*WORK TO BE COMPLETED*: All lines in the data bearing the string "text" should be identified and copied.

*INFORMATION SHOWN*:
-------------------------

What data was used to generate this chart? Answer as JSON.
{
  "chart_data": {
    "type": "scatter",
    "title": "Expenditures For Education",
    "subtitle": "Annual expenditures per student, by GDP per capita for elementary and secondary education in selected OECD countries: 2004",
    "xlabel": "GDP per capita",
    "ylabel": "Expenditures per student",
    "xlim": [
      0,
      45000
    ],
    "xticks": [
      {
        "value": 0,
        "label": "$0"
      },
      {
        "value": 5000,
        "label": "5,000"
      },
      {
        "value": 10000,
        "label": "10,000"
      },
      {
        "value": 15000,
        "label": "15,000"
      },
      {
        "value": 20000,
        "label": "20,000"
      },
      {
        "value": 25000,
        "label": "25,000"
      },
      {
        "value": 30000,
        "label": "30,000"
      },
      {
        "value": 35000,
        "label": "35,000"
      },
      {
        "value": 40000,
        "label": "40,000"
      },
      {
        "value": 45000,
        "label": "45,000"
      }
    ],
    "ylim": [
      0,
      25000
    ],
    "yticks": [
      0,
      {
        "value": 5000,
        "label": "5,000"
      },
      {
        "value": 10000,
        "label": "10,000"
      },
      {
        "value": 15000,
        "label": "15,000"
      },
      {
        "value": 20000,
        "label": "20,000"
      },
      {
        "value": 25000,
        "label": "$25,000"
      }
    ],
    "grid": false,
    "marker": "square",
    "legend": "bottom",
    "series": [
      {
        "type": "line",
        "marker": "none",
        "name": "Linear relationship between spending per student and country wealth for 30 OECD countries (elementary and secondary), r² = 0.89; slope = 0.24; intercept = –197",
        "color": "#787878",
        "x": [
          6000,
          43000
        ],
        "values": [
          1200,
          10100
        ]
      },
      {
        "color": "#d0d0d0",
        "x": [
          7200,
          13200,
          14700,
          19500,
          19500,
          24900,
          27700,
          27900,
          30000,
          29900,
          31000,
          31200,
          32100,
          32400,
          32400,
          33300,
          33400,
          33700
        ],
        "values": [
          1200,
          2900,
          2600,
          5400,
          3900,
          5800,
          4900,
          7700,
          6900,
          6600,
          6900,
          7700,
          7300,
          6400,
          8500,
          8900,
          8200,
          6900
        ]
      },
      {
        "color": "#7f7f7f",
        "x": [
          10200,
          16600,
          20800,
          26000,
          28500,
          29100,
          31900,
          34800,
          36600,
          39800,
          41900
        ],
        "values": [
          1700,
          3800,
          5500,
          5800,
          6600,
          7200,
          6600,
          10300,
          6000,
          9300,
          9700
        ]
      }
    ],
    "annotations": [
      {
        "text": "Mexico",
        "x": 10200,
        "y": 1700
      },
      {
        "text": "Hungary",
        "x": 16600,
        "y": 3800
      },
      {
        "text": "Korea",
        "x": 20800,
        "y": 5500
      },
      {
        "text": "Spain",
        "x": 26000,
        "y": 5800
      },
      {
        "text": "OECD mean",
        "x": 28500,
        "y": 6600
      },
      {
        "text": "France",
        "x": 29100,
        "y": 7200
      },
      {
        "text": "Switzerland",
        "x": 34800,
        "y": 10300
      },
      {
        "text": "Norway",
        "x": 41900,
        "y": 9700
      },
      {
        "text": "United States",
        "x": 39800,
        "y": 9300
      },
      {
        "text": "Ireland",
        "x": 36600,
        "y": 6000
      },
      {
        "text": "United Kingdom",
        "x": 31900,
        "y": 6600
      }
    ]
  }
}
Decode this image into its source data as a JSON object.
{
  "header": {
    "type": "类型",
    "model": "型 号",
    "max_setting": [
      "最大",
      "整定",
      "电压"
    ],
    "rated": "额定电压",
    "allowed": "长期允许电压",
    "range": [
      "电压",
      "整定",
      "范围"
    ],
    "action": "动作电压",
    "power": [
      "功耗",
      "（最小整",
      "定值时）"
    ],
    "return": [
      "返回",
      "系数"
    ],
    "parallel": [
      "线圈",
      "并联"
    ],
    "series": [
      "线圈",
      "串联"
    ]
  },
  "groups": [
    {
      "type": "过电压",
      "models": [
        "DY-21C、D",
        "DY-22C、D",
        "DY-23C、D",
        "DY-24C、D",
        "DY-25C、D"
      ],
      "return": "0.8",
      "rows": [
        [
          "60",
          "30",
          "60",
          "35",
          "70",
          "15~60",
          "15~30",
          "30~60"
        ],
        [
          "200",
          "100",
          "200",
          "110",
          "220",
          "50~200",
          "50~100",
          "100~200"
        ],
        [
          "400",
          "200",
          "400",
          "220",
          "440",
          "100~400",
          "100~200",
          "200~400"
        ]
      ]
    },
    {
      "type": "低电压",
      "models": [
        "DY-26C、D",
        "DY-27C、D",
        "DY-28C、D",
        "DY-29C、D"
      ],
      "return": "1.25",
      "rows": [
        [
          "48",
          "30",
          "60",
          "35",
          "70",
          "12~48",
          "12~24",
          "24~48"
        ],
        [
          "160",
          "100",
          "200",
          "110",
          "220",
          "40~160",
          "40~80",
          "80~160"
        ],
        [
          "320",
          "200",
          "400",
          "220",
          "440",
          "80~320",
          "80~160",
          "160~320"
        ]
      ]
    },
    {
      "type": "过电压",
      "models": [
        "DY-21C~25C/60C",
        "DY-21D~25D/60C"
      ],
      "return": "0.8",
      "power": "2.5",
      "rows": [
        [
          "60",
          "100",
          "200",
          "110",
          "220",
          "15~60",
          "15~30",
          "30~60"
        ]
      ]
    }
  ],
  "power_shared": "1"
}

-------------------------

*COMPLETE RESPONSE*:
        "text": "Mexico",
        "text": "Hungary",
        "text": "Korea",
        "text": "Spain",
        "text": "OECD mean",
        "text": "France",
        "text": "Switzerland",
        "text": "Norway",
        "text": "United States",
        "text": "Ireland",
        "text": "United Kingdom",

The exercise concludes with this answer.